It would be a mistake, however, to regard this process of resistance leading to the formation of new
dynasties as simply the vicious cycle of a stagnant or blocked social formation. On the contrary, while
they never realized their millenarian visions, these peasant revolts played an important role in
periodically rationalizing the tributary state and unleashed, for a time at least the development of the
productive forces and the rationalization of political and religious relations (Wolf 1969: 115). Similarly,
the activity of the intelligentsia contributed to the gradual rationalization of the tributary state, restricting
the rate of exploitation and encouraging investment in scientific research, in the arts, etc. Gradually
conditions emerged for a great leap forward in the development of human organizing capacities. These
conditions developed first in Europe not because Europe was particularly advanced --it was not-- but
rather because the relatively primitive character of the European tributary state prevented it from
blocking the development of the productive forces as effectively as the more advanced Chinese or
Islamic empires (Amin 1980, 1989).

• _WRITTEN EXERCISE_: Continue the passage above on peasant revolts and the tributary state from where it stops.

• _GIVEN RECORDS_:
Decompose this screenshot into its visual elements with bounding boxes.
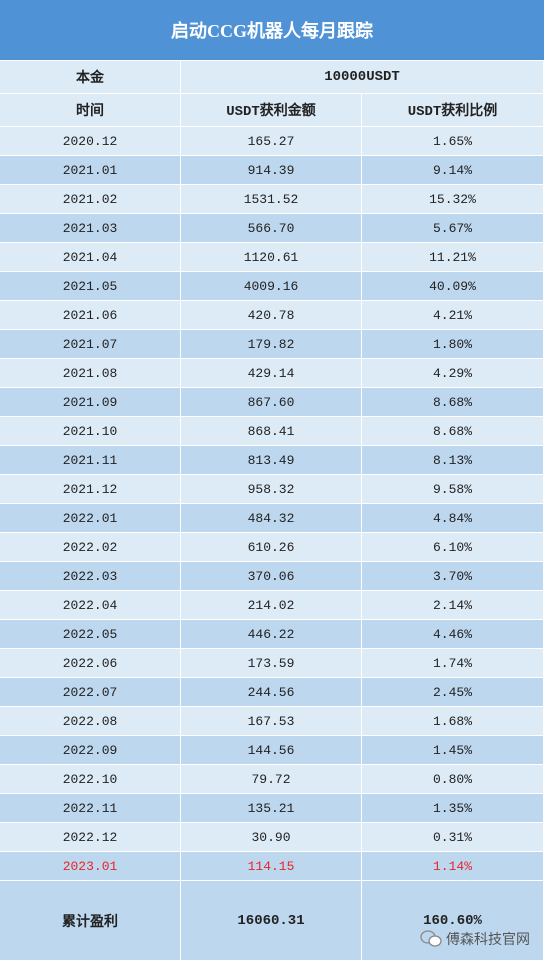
watermark-text: 傅森科技官网 [446, 932, 530, 948]
table-cell: 2021.03 [0, 214, 181, 243]
principal-value: 10000USDT [181, 61, 544, 94]
table-cell: 2020.12 [0, 127, 181, 156]
table-cell: 144.56 [181, 736, 362, 765]
table-cell: 244.56 [181, 678, 362, 707]
total-cell: 160.60% [362, 881, 544, 961]
table-cell: 0.80% [362, 765, 544, 794]
table-cell: 1.68% [362, 707, 544, 736]
table-cell: 1.35% [362, 794, 544, 823]
table-cell: 3.70% [362, 562, 544, 591]
table-cell: 2.14% [362, 591, 544, 620]
table-cell: 8.13% [362, 446, 544, 475]
table-cell: 167.53 [181, 707, 362, 736]
table-cell: 2021.07 [0, 330, 181, 359]
table-cell: 2022.03 [0, 562, 181, 591]
table-cell: 165.27 [181, 127, 362, 156]
table-title: 启动CCG机器人每月跟踪 [0, 0, 544, 60]
table-cell: 2021.11 [0, 446, 181, 475]
table-cell: 114.15 [181, 852, 362, 881]
table-cell: 1120.61 [181, 243, 362, 272]
table-cell: 79.72 [181, 765, 362, 794]
table-cell: 2022.08 [0, 707, 181, 736]
table-cell: 484.32 [181, 504, 362, 533]
table-cell: 173.59 [181, 649, 362, 678]
table-cell: 15.32% [362, 185, 544, 214]
table-cell: 4.46% [362, 620, 544, 649]
table-cell: 8.68% [362, 417, 544, 446]
table-cell: 868.41 [181, 417, 362, 446]
column-header: 时间 [0, 94, 181, 127]
table-cell: 566.70 [181, 214, 362, 243]
table-cell: 958.32 [181, 475, 362, 504]
table-cell: 4.21% [362, 301, 544, 330]
table-cell: 446.22 [181, 620, 362, 649]
table-cell: 2022.12 [0, 823, 181, 852]
table-cell: 135.21 [181, 794, 362, 823]
table-cell: 610.26 [181, 533, 362, 562]
table-cell: 2022.07 [0, 678, 181, 707]
table-cell: 2021.01 [0, 156, 181, 185]
table-cell: 30.90 [181, 823, 362, 852]
table-cell: 2021.05 [0, 272, 181, 301]
watermark-icon [420, 930, 442, 947]
table-cell: 179.82 [181, 330, 362, 359]
table-cell: 40.09% [362, 272, 544, 301]
table-cell: 429.14 [181, 359, 362, 388]
table-cell: 9.58% [362, 475, 544, 504]
table-cell: 2022.11 [0, 794, 181, 823]
table-cell: 4.29% [362, 359, 544, 388]
total-cell: 累计盈利 [0, 881, 181, 961]
table-cell: 1.45% [362, 736, 544, 765]
table-cell: 420.78 [181, 301, 362, 330]
table-cell: 2021.10 [0, 417, 181, 446]
table-cell: 9.14% [362, 156, 544, 185]
watermark: 傅森科技官网 [420, 929, 530, 949]
table-cell: 1531.52 [181, 185, 362, 214]
table-cell: 4.84% [362, 504, 544, 533]
table-cell: 2021.02 [0, 185, 181, 214]
table-cell: 2022.01 [0, 504, 181, 533]
table-cell: 2023.01 [0, 852, 181, 881]
table-cell: 5.67% [362, 214, 544, 243]
table-cell: 1.74% [362, 649, 544, 678]
table-cell: 2022.09 [0, 736, 181, 765]
table-cell: 867.60 [181, 388, 362, 417]
table-cell: 813.49 [181, 446, 362, 475]
table-cell: 2021.08 [0, 359, 181, 388]
table-cell: 2022.10 [0, 765, 181, 794]
table-cell: 11.21% [362, 243, 544, 272]
table-cell: 914.39 [181, 156, 362, 185]
table-cell: 2022.06 [0, 649, 181, 678]
table-cell: 4009.16 [181, 272, 362, 301]
table-cell: 2021.12 [0, 475, 181, 504]
table-cell: 1.14% [362, 852, 544, 881]
table-cell: 8.68% [362, 388, 544, 417]
table-cell: 6.10% [362, 533, 544, 562]
table-cell: 2022.05 [0, 620, 181, 649]
column-header: USDT获利比例 [362, 94, 544, 127]
table-cell: 2022.02 [0, 533, 181, 562]
table-cell: 2021.09 [0, 388, 181, 417]
table-cell: 0.31% [362, 823, 544, 852]
principal-label: 本金 [0, 61, 181, 94]
table-cell: 1.65% [362, 127, 544, 156]
table-cell: 1.80% [362, 330, 544, 359]
column-header: USDT获利金额 [181, 94, 362, 127]
table-cell: 2.45% [362, 678, 544, 707]
total-cell: 16060.31 [181, 881, 362, 961]
table-cell: 2021.04 [0, 243, 181, 272]
table-cell: 370.06 [181, 562, 362, 591]
table-cell: 2022.04 [0, 591, 181, 620]
table-cell: 214.02 [181, 591, 362, 620]
table-cell: 2021.06 [0, 301, 181, 330]
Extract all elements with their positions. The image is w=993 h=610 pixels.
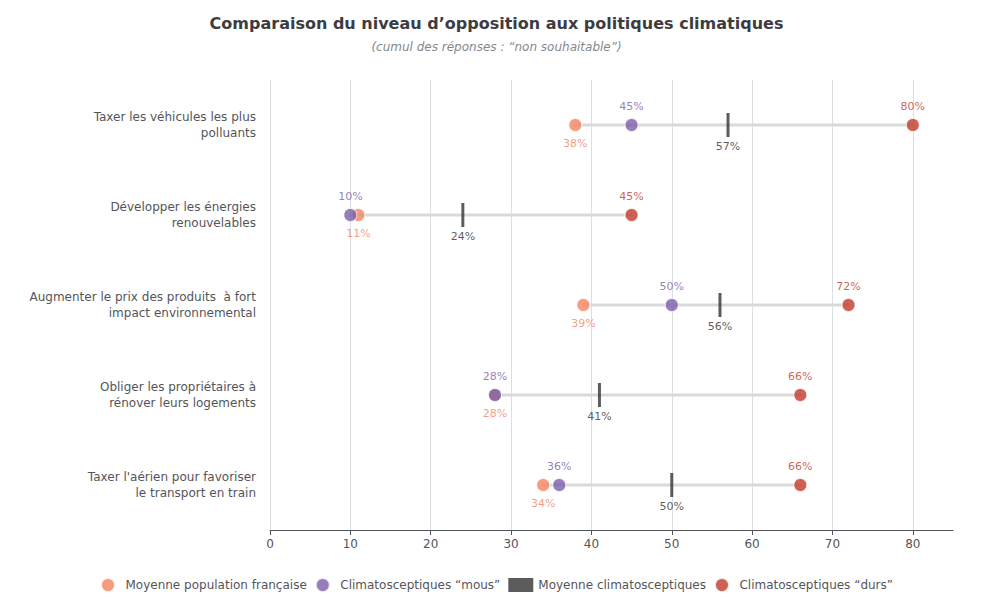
svg-text:Climatosceptiques “mous”: Climatosceptiques “mous”: [340, 578, 500, 592]
svg-text:66%: 66%: [788, 460, 812, 473]
svg-text:Moyenne population française: Moyenne population française: [125, 578, 306, 592]
svg-text:34%: 34%: [531, 497, 555, 510]
svg-text:30: 30: [503, 537, 518, 551]
svg-text:Moyenne climatosceptiques: Moyenne climatosceptiques: [538, 578, 706, 592]
svg-text:72%: 72%: [836, 280, 860, 293]
svg-text:70: 70: [825, 537, 840, 551]
svg-text:39%: 39%: [571, 317, 595, 330]
svg-text:40: 40: [584, 537, 599, 551]
svg-text:24%: 24%: [451, 230, 475, 243]
svg-text:28%: 28%: [483, 407, 507, 420]
svg-text:57%: 57%: [716, 140, 740, 153]
svg-text:Développer les énergies: Développer les énergies: [110, 200, 256, 214]
svg-text:Taxer l'aérien pour favoriser: Taxer l'aérien pour favoriser: [87, 470, 256, 484]
svg-text:Taxer les véhicules les plus: Taxer les véhicules les plus: [93, 110, 256, 124]
svg-text:(cumul des réponses : “non sou: (cumul des réponses : “non souhaitable”): [371, 40, 621, 54]
svg-text:renouvelables: renouvelables: [172, 216, 256, 230]
svg-text:56%: 56%: [708, 320, 732, 333]
svg-text:66%: 66%: [788, 370, 812, 383]
svg-text:80%: 80%: [901, 100, 925, 113]
svg-text:11%: 11%: [346, 227, 370, 240]
svg-text:rénover leurs logements: rénover leurs logements: [109, 396, 256, 410]
svg-text:impact environnemental: impact environnemental: [109, 306, 256, 320]
svg-text:45%: 45%: [619, 190, 643, 203]
svg-text:50: 50: [664, 537, 679, 551]
svg-text:38%: 38%: [563, 137, 587, 150]
svg-text:36%: 36%: [547, 460, 571, 473]
svg-text:80: 80: [905, 537, 920, 551]
svg-text:41%: 41%: [587, 410, 611, 423]
svg-text:le transport en train: le transport en train: [135, 486, 256, 500]
svg-text:polluants: polluants: [201, 126, 256, 140]
svg-text:60: 60: [744, 537, 759, 551]
svg-text:Augmenter le prix des produits: Augmenter le prix des produits à fort: [30, 290, 257, 304]
svg-text:0: 0: [266, 537, 274, 551]
svg-text:45%: 45%: [619, 100, 643, 113]
svg-text:10%: 10%: [338, 190, 362, 203]
svg-text:50%: 50%: [660, 280, 684, 293]
svg-text:20: 20: [423, 537, 438, 551]
svg-text:Comparaison du niveau d’opposi: Comparaison du niveau d’opposition aux p…: [210, 14, 784, 33]
svg-text:28%: 28%: [483, 370, 507, 383]
svg-text:Climatosceptiques “durs”: Climatosceptiques “durs”: [739, 578, 893, 592]
svg-text:50%: 50%: [660, 500, 684, 513]
svg-text:10: 10: [343, 537, 358, 551]
svg-text:Obliger les propriétaires à: Obliger les propriétaires à: [100, 380, 256, 394]
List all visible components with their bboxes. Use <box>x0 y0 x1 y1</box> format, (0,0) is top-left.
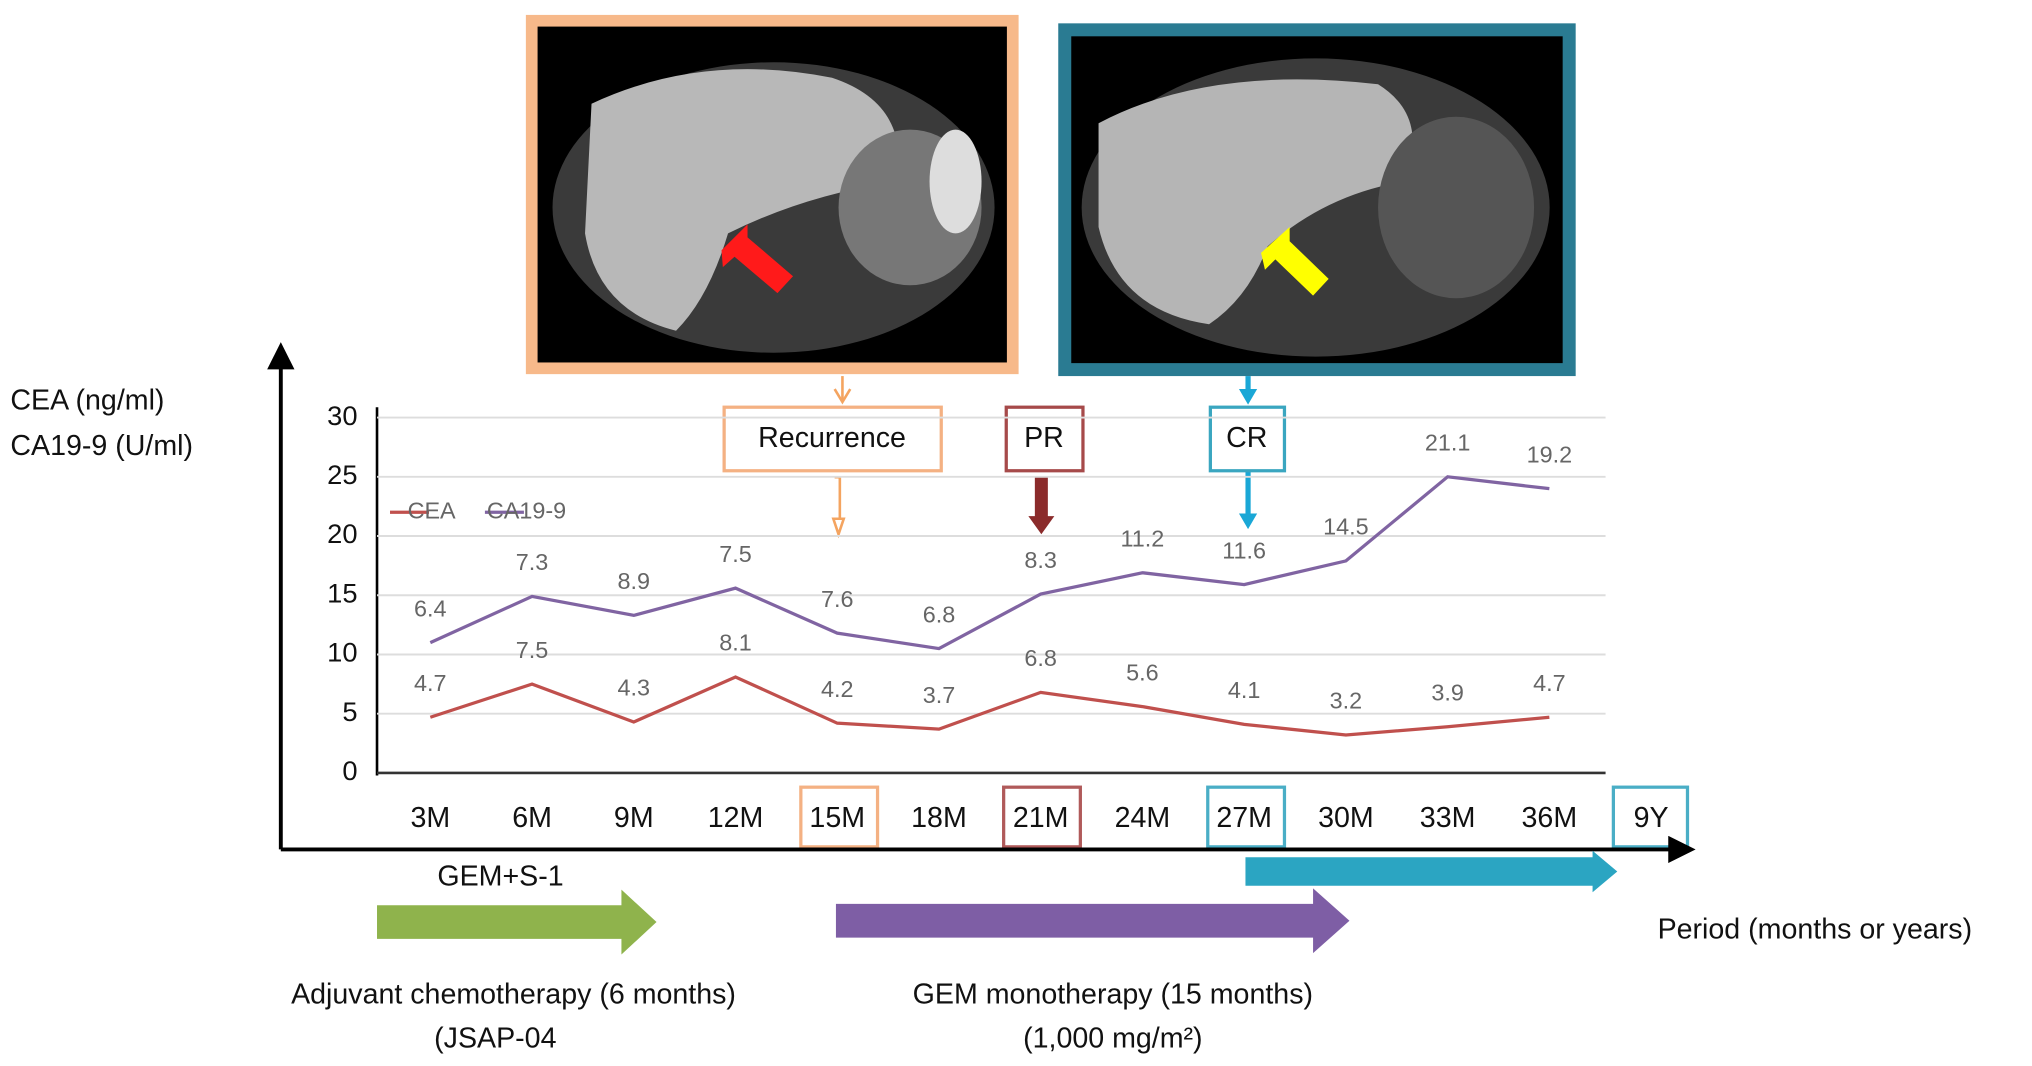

• _EXERCISE RESULT_:
III. The Capitalist Mode of Production
Beginning in the fifteenth century of the common era, and continuing well into the present period, three
great revolutions which began in Europe swept across the face of the planet, transforming everything
in their wake. The first of these was the industrial revolution, which catalyzed a qualitative leap
forward in the development of human productive capacities. The second was the democratic revolution,
which marked the recognition that human society was a human social product, subject to rational
reorganization just like any other form of matter. The third was the scientific revolution which began,
for the first time to unlock the mysteries which governed the complex organization of the cosmos.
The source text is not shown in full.